## SHORT PROBLEM
What is the count of lines in the listing below that hold the string "vagy"? Reply with that number alone.

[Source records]
++++

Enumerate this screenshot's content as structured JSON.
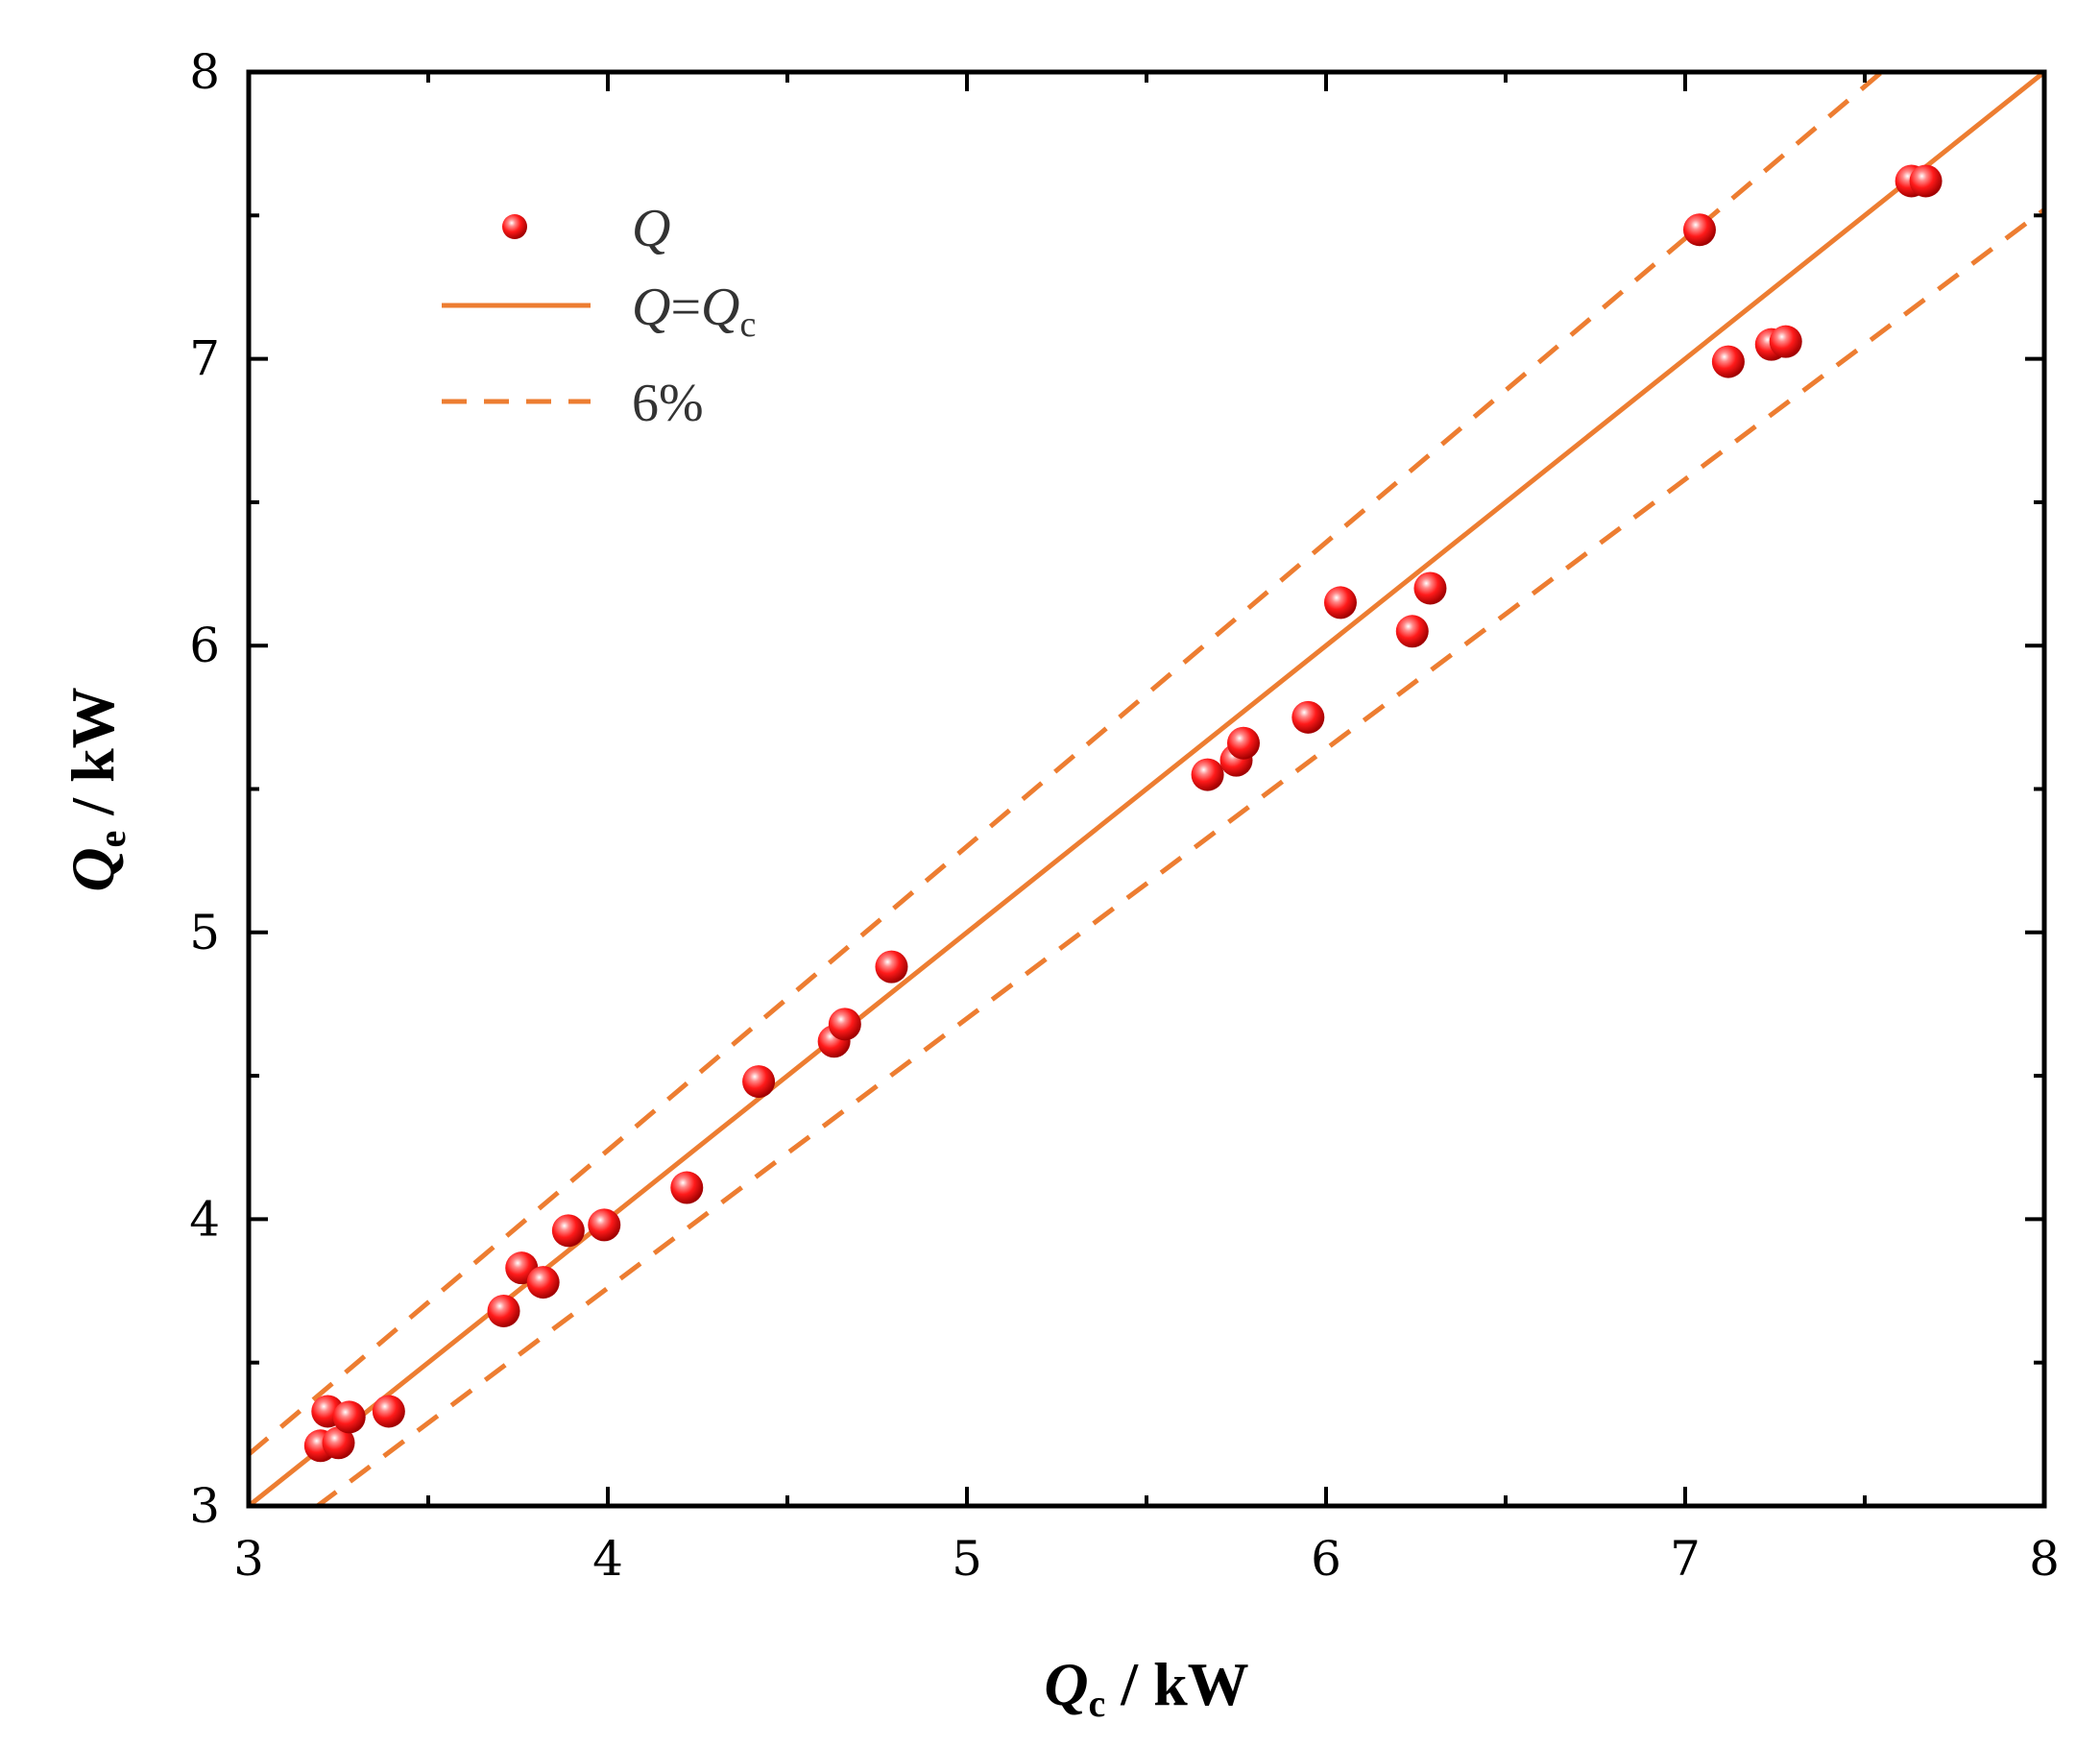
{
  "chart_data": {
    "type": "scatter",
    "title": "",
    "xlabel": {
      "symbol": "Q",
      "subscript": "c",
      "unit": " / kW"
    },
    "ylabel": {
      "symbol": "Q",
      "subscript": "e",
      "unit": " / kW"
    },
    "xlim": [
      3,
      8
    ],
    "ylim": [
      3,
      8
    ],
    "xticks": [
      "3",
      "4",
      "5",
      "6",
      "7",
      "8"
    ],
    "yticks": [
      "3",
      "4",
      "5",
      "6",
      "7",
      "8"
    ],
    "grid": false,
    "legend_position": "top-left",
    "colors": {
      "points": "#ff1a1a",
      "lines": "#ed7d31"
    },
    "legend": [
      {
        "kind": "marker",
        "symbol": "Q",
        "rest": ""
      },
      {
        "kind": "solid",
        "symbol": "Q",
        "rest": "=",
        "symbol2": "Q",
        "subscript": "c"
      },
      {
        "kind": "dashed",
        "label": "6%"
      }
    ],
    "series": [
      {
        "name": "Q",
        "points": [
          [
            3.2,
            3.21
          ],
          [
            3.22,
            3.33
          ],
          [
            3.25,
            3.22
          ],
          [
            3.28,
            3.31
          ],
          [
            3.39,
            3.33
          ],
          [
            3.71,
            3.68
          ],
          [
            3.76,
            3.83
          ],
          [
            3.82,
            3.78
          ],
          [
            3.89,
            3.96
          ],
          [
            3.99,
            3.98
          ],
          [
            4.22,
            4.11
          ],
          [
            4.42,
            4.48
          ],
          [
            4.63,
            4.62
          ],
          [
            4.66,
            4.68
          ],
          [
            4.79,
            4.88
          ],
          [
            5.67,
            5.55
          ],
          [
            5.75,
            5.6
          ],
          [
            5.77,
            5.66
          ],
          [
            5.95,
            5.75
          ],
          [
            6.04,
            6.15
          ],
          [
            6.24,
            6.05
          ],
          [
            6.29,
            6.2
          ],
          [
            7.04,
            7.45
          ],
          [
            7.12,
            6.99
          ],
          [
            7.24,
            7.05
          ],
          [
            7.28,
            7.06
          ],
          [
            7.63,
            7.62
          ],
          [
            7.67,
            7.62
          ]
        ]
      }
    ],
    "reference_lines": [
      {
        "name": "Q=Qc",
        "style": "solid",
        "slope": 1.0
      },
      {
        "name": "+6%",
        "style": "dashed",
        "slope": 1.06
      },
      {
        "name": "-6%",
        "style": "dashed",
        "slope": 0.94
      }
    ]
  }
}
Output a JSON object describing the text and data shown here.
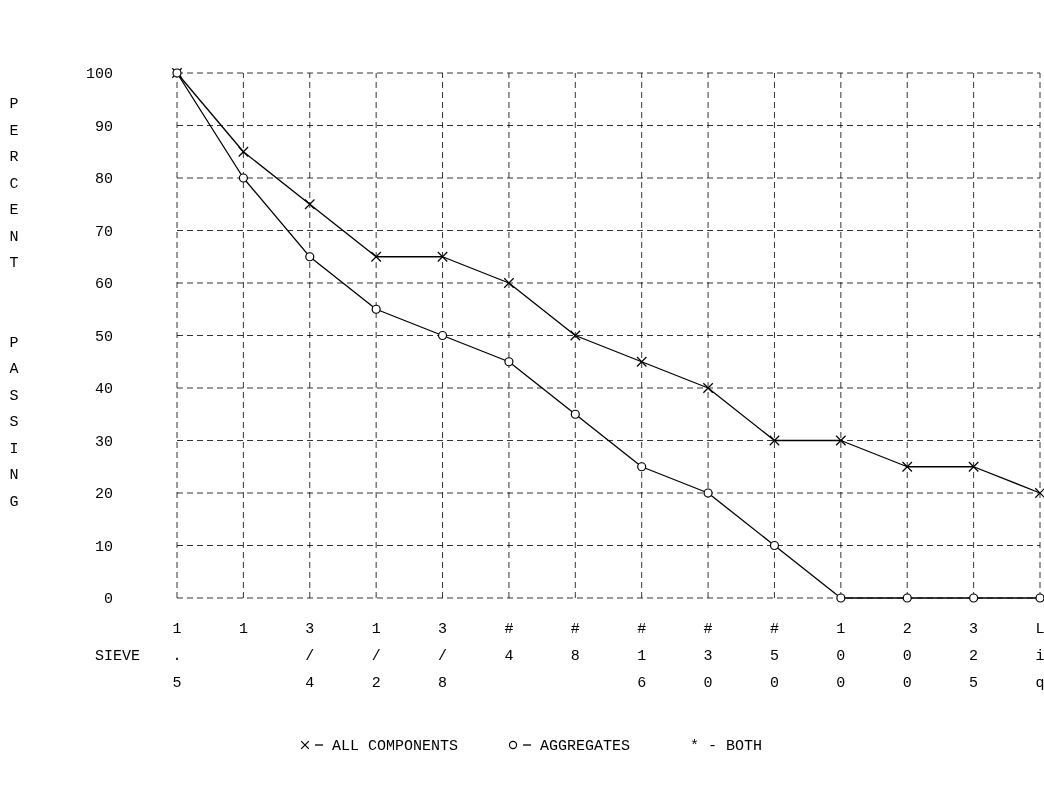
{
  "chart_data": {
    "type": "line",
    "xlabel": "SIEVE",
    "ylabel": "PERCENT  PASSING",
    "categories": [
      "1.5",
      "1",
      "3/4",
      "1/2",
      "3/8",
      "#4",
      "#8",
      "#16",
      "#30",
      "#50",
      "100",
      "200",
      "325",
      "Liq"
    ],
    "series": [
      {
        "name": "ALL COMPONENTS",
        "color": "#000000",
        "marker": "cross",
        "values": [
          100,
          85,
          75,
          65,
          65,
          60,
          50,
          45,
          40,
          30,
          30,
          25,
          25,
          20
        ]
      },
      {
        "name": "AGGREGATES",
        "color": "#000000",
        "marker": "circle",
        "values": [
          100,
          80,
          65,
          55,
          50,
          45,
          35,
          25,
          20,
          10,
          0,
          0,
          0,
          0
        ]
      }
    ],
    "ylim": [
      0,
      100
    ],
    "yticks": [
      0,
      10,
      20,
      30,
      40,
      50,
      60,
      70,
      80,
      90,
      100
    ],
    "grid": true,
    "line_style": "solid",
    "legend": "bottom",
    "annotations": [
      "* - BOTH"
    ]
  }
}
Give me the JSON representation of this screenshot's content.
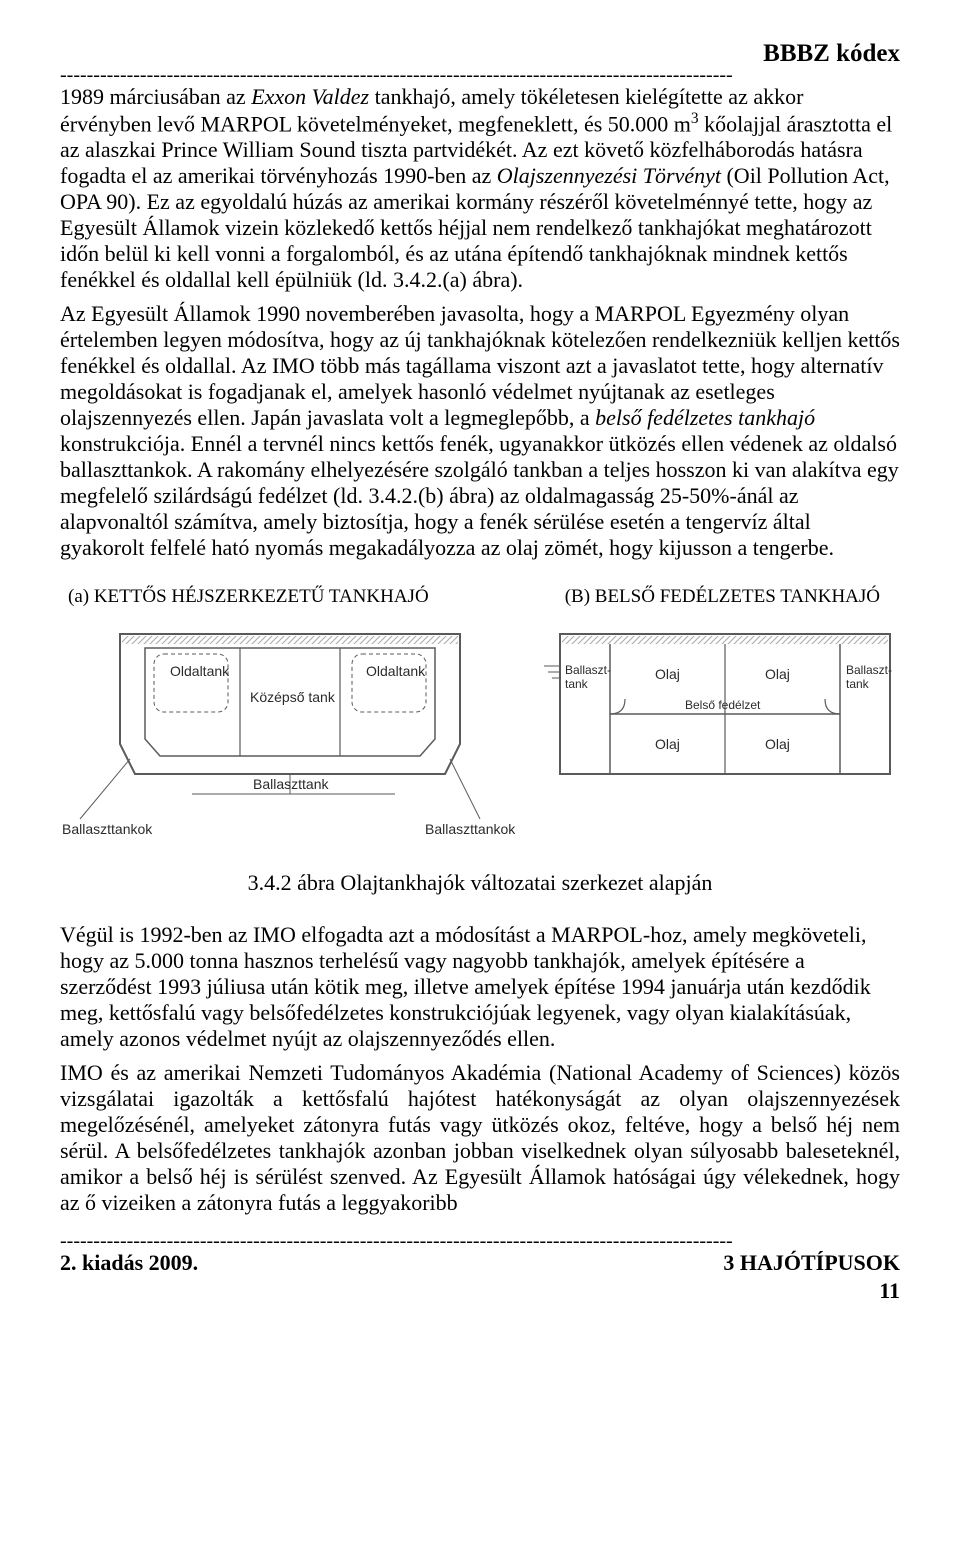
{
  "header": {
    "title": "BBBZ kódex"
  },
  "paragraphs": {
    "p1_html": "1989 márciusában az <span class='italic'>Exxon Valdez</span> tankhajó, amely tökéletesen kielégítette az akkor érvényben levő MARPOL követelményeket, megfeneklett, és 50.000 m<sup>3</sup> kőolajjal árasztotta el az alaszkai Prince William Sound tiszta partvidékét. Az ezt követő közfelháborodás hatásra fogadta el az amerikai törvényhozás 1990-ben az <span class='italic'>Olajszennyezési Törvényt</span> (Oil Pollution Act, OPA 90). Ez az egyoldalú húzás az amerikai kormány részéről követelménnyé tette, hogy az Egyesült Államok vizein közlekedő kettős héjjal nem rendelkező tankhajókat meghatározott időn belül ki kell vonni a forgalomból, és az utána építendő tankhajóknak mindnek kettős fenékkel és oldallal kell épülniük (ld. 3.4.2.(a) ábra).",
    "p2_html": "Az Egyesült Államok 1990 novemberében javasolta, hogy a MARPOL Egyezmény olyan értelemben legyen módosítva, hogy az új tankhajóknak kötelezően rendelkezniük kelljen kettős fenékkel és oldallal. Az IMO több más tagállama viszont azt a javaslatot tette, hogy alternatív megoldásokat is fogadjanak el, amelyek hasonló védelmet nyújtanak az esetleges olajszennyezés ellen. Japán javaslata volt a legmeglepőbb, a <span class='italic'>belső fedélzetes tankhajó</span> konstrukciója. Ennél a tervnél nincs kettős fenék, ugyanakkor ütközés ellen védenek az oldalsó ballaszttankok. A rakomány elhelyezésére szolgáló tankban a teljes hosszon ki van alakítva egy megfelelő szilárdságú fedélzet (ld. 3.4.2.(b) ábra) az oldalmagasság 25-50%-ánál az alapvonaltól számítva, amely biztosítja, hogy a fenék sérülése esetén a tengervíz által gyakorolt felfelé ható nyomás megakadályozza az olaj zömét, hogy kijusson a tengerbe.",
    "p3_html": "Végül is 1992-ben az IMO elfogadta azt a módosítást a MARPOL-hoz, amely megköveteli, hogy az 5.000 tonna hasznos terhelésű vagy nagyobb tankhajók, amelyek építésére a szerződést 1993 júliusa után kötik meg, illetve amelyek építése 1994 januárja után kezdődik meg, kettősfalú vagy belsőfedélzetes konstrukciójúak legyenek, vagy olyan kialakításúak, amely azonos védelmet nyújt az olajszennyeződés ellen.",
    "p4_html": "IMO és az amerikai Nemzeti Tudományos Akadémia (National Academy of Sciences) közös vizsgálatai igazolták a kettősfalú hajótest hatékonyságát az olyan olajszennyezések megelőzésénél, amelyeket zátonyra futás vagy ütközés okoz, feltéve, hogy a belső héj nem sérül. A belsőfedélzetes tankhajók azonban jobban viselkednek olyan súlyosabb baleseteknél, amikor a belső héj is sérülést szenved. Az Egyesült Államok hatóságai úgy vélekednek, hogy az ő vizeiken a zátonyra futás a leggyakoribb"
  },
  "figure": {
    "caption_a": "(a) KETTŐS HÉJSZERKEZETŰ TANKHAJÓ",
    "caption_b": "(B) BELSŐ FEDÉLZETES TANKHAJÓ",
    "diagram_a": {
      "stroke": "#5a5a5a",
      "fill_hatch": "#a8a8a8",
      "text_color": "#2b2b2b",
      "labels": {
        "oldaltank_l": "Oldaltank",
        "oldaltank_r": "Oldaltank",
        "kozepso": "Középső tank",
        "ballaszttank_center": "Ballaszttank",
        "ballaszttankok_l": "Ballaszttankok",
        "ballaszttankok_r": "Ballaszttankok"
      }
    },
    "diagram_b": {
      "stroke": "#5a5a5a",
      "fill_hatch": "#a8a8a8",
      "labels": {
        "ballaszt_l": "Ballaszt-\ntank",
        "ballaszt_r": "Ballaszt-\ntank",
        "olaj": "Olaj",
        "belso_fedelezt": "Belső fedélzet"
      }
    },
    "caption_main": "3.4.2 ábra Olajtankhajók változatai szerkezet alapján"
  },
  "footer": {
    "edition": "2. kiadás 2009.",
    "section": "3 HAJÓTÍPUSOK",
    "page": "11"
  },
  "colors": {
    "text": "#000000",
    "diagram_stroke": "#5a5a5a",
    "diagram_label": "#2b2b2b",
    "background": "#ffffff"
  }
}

++++

## RESPONSE TO THE EXERCISE
2